→ **Task material**
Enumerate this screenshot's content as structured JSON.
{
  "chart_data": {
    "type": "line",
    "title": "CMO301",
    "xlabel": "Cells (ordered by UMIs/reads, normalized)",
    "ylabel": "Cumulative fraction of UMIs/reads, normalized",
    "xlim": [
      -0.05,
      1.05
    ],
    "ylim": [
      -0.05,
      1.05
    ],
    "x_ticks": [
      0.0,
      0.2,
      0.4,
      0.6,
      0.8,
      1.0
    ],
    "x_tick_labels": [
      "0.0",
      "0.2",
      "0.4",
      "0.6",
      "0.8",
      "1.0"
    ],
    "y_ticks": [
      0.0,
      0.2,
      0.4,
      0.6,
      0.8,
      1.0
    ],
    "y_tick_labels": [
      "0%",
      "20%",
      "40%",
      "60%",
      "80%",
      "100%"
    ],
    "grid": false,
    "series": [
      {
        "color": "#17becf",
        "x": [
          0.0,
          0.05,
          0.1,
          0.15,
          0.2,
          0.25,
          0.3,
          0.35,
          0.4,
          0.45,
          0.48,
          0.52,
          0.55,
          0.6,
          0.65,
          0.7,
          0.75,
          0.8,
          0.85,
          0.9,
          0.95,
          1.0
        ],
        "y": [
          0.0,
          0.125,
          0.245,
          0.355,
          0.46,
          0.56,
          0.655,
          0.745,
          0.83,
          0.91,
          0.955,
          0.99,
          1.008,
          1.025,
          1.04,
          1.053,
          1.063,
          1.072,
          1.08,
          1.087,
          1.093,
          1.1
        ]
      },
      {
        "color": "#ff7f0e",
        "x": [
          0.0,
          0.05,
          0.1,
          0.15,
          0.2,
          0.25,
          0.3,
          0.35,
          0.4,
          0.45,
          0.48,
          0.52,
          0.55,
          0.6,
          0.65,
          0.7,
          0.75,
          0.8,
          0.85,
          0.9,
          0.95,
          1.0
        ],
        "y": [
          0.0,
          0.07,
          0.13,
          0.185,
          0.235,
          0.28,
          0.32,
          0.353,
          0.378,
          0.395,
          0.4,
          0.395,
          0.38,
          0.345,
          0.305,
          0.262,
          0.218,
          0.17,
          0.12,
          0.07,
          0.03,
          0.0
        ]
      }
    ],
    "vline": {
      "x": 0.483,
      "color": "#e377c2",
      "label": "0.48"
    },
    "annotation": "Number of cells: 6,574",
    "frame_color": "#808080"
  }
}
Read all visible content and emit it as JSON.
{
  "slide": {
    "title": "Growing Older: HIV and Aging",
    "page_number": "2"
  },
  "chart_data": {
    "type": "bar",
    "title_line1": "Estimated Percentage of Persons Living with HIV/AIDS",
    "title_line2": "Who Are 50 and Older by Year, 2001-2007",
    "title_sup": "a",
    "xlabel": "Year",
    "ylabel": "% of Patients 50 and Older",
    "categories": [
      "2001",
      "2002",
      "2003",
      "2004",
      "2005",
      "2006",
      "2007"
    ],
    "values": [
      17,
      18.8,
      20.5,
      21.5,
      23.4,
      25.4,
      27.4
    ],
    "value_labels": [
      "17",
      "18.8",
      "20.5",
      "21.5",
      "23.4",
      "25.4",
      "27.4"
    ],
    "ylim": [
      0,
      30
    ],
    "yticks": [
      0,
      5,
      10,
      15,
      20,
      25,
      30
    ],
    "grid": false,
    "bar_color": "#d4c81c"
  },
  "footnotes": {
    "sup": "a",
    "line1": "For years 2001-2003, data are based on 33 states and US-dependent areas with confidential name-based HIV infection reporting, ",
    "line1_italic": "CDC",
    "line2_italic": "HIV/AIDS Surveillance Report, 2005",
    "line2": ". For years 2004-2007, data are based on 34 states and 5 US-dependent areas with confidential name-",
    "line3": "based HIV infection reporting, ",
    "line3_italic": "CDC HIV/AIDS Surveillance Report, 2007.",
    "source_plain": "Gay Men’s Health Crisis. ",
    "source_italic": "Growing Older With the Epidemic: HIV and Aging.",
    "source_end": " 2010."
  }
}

→ **Required work**
Verbatim reproduction is required for the line holding "Read all visible content and emit it as JSON." and for every line after it in the records, with no other line included.

→ **Output**
Read all visible content and emit it as JSON.
{
  "slide": {
    "title": "Growing Older: HIV and Aging",
    "page_number": "2"
  },
  "chart_data": {
    "type": "bar",
    "title_line1": "Estimated Percentage of Persons Living with HIV/AIDS",
    "title_line2": "Who Are 50 and Older by Year, 2001-2007",
    "title_sup": "a",
    "xlabel": "Year",
    "ylabel": "% of Patients 50 and Older",
    "categories": [
      "2001",
      "2002",
      "2003",
      "2004",
      "2005",
      "2006",
      "2007"
    ],
    "values": [
      17,
      18.8,
      20.5,
      21.5,
      23.4,
      25.4,
      27.4
    ],
    "value_labels": [
      "17",
      "18.8",
      "20.5",
      "21.5",
      "23.4",
      "25.4",
      "27.4"
    ],
    "ylim": [
      0,
      30
    ],
    "yticks": [
      0,
      5,
      10,
      15,
      20,
      25,
      30
    ],
    "grid": false,
    "bar_color": "#d4c81c"
  },
  "footnotes": {
    "sup": "a",
    "line1": "For years 2001-2003, data are based on 33 states and US-dependent areas with confidential name-based HIV infection reporting, ",
    "line1_italic": "CDC",
    "line2_italic": "HIV/AIDS Surveillance Report, 2005",
    "line2": ". For years 2004-2007, data are based on 34 states and 5 US-dependent areas with confidential name-",
    "line3": "based HIV infection reporting, ",
    "line3_italic": "CDC HIV/AIDS Surveillance Report, 2007.",
    "source_plain": "Gay Men’s Health Crisis. ",
    "source_italic": "Growing Older With the Epidemic: HIV and Aging.",
    "source_end": " 2010."
  }
}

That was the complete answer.